Which lines contain the string "منكم"? Please list every one of them.

-- DATA FOR THIS EXERCISE --
----------
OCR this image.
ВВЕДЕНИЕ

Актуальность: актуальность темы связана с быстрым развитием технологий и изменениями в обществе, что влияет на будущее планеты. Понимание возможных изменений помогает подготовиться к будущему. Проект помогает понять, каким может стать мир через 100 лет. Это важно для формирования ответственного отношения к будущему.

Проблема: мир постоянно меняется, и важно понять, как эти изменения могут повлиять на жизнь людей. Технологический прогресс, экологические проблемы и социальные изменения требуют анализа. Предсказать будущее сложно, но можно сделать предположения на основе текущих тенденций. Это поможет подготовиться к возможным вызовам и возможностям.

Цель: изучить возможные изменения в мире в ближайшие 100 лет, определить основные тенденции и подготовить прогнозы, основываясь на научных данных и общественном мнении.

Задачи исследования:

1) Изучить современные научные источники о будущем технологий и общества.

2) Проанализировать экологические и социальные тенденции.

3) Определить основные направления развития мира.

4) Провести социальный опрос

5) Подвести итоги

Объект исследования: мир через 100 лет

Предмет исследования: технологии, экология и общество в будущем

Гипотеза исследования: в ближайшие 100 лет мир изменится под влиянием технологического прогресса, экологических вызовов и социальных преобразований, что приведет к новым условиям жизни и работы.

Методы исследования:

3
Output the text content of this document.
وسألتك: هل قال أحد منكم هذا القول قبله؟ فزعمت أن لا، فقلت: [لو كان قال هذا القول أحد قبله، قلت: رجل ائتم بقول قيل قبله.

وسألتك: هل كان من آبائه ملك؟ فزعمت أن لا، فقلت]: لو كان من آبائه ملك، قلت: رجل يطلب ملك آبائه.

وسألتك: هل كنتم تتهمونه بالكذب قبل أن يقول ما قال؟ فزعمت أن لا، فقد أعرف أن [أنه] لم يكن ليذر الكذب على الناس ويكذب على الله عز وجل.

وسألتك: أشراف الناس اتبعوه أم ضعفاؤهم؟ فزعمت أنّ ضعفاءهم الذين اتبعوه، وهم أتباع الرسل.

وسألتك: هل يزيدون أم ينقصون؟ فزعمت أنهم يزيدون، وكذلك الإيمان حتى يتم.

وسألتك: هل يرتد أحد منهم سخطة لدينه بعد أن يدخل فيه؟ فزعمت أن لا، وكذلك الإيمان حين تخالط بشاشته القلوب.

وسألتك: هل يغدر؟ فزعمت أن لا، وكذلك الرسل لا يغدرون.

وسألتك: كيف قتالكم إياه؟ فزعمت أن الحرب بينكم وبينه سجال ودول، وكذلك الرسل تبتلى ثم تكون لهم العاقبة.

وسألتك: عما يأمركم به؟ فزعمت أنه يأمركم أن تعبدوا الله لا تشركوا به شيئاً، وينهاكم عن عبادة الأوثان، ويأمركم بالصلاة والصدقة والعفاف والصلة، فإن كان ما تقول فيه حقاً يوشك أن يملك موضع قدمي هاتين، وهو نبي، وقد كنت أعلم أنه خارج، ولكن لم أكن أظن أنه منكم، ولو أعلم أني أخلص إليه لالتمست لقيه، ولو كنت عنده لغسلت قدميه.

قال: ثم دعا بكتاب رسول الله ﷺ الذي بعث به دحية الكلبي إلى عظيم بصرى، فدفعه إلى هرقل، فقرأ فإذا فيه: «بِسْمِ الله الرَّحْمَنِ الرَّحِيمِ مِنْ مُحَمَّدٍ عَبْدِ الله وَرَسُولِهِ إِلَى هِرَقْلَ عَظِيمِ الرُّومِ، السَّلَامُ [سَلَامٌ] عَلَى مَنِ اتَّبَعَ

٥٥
----------
-- TASK RESULT --
وسألتك: هل قال أحد منكم هذا القول قبله؟ فزعمت أن لا، فقلت: [لو كان قال هذا القول أحد قبله، قلت: رجل ائتم بقول قيل قبله.
وسألتك: عما يأمركم به؟ فزعمت أنه يأمركم أن تعبدوا الله لا تشركوا به شيئاً، وينهاكم عن عبادة الأوثان، ويأمركم بالصلاة والصدقة والعفاف والصلة، فإن كان ما تقول فيه حقاً يوشك أن يملك موضع قدمي هاتين، وهو نبي، وقد كنت أعلم أنه خارج، ولكن لم أكن أظن أنه منكم، ولو أعلم أني أخلص إليه لالتمست لقيه، ولو كنت عنده لغسلت قدميه.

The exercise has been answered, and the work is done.